- REQUEST -
Give the number of lines that include the string "NH₄NO₃", nothing more.

- LISTING -
— begin —
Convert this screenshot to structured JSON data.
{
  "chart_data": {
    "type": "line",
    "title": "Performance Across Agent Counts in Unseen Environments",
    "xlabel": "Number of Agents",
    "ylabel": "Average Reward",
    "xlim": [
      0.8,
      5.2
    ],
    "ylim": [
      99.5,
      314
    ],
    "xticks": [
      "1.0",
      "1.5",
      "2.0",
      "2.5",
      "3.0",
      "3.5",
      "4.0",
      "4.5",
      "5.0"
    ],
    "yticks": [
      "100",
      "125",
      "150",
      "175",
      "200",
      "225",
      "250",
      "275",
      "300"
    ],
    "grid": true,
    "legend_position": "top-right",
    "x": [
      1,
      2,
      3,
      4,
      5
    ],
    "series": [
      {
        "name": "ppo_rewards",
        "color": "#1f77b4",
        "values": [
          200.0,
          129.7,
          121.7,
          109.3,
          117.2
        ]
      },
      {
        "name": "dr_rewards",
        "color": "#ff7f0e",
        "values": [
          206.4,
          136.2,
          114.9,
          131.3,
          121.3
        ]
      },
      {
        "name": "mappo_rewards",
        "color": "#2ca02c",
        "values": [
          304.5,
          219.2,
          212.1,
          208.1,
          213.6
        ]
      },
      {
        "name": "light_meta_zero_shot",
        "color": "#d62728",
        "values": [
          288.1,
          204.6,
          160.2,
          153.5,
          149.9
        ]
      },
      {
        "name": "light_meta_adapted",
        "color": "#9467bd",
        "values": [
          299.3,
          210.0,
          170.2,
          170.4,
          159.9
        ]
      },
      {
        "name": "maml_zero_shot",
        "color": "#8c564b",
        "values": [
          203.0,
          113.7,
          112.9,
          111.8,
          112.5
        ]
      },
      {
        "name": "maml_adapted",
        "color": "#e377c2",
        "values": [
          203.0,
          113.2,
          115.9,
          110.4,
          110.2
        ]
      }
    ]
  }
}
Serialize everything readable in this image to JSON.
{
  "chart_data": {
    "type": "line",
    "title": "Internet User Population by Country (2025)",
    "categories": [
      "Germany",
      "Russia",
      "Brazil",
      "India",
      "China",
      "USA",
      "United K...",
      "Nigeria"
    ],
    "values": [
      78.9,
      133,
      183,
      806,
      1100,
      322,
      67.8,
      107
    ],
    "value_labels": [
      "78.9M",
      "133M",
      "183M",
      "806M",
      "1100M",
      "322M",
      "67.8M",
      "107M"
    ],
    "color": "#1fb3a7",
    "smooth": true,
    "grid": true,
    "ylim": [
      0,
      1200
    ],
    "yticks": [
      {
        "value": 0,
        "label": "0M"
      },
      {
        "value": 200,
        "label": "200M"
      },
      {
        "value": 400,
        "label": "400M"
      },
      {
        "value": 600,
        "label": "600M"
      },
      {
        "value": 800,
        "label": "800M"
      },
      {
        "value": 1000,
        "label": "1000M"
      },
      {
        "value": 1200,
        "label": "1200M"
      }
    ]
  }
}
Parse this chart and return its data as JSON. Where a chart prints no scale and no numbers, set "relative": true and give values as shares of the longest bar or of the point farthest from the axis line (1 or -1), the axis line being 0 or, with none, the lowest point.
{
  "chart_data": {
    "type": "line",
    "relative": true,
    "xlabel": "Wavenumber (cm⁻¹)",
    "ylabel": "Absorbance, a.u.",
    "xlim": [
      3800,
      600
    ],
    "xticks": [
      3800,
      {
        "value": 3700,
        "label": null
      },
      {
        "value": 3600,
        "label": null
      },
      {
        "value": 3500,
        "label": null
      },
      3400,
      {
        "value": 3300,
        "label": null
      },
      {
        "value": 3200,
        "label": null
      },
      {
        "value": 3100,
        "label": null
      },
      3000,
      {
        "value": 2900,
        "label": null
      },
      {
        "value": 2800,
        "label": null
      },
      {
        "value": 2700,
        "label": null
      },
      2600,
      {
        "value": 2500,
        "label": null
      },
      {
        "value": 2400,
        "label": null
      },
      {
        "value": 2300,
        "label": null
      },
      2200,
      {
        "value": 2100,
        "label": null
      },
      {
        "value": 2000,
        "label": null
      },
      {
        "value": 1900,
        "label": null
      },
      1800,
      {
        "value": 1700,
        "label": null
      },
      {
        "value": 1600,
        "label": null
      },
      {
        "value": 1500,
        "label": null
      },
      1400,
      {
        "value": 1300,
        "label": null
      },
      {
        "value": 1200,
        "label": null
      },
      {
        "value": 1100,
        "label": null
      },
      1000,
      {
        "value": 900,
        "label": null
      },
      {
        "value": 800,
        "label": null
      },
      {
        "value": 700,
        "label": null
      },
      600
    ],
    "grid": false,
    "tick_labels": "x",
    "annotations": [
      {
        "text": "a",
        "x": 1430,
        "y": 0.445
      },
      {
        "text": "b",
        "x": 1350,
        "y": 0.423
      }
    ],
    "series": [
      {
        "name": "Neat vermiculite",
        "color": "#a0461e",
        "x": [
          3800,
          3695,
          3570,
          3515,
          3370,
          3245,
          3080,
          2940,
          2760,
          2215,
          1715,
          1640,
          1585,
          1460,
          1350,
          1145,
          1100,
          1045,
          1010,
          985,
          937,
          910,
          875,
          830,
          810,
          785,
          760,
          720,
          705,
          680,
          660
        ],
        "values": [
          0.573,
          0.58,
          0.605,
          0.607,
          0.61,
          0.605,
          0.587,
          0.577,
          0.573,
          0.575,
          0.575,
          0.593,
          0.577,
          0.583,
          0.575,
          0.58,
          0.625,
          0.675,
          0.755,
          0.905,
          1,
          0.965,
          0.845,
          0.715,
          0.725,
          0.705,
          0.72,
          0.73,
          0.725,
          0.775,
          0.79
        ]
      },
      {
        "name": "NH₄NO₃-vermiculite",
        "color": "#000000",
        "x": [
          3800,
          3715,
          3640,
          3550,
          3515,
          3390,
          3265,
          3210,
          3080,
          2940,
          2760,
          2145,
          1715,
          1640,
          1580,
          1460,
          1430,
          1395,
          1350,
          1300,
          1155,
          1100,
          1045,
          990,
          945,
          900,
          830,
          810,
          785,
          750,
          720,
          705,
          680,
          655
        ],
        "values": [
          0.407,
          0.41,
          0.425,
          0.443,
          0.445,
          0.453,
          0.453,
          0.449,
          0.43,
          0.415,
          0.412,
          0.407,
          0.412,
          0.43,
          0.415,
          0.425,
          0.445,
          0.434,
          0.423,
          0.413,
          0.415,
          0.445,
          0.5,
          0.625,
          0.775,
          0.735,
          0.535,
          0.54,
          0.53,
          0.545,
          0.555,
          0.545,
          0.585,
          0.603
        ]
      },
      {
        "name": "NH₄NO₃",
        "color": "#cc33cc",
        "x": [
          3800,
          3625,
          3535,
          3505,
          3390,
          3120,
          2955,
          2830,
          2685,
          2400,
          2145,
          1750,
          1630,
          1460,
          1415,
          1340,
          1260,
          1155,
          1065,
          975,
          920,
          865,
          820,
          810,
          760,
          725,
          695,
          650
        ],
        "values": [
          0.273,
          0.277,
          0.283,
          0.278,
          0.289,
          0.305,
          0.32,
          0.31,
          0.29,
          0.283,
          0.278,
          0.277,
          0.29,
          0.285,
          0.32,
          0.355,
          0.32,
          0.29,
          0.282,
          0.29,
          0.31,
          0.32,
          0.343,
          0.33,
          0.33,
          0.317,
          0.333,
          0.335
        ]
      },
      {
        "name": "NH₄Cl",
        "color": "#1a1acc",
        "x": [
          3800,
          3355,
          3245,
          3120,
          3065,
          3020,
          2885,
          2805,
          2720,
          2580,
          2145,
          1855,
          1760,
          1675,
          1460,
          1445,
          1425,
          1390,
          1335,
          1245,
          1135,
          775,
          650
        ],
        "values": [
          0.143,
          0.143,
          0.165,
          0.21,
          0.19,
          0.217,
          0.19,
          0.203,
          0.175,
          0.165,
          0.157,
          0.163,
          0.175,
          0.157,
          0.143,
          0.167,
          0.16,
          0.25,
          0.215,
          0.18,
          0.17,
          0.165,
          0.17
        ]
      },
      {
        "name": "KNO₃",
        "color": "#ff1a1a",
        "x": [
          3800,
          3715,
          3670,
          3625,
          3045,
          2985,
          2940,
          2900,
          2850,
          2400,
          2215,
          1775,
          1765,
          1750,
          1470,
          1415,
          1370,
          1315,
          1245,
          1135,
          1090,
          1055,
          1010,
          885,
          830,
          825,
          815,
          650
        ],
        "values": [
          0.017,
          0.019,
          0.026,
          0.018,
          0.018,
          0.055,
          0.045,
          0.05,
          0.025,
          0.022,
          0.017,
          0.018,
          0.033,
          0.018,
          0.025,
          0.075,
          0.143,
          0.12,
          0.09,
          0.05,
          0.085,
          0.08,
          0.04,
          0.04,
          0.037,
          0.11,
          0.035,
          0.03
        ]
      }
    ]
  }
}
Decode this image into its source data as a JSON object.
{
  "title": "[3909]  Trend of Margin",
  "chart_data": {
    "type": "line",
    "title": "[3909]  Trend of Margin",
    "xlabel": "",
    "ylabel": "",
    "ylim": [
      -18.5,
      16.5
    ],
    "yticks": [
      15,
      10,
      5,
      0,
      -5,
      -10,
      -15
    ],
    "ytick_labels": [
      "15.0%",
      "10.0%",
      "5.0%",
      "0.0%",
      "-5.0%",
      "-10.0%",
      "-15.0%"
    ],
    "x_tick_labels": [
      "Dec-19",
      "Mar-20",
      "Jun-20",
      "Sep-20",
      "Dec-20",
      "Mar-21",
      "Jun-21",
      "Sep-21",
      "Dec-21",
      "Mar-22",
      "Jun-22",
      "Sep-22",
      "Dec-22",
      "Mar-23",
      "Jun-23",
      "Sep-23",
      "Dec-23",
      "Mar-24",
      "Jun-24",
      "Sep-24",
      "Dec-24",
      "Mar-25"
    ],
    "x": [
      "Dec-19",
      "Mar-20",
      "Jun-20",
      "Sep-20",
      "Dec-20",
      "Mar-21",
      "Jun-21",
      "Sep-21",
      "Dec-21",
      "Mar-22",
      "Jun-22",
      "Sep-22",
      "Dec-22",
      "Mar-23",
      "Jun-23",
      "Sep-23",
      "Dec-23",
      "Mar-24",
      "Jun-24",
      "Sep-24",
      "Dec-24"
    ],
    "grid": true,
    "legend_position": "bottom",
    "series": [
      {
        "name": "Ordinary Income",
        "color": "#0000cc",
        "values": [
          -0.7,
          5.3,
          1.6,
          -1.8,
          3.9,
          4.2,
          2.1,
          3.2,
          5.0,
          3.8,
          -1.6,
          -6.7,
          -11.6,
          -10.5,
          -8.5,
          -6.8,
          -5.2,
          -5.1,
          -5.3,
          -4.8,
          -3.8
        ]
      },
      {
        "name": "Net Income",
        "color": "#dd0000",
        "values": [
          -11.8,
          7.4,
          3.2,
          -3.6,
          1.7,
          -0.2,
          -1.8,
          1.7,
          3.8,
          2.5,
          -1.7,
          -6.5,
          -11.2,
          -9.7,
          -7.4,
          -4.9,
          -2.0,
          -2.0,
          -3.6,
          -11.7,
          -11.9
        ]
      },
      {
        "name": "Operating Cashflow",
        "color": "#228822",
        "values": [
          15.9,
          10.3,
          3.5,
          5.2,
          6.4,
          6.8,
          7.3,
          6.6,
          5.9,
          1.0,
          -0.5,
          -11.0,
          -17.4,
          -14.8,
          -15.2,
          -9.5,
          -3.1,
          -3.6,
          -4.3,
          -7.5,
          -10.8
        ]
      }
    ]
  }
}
— end —
- SOLUTION TO THIS EXERCISE -
2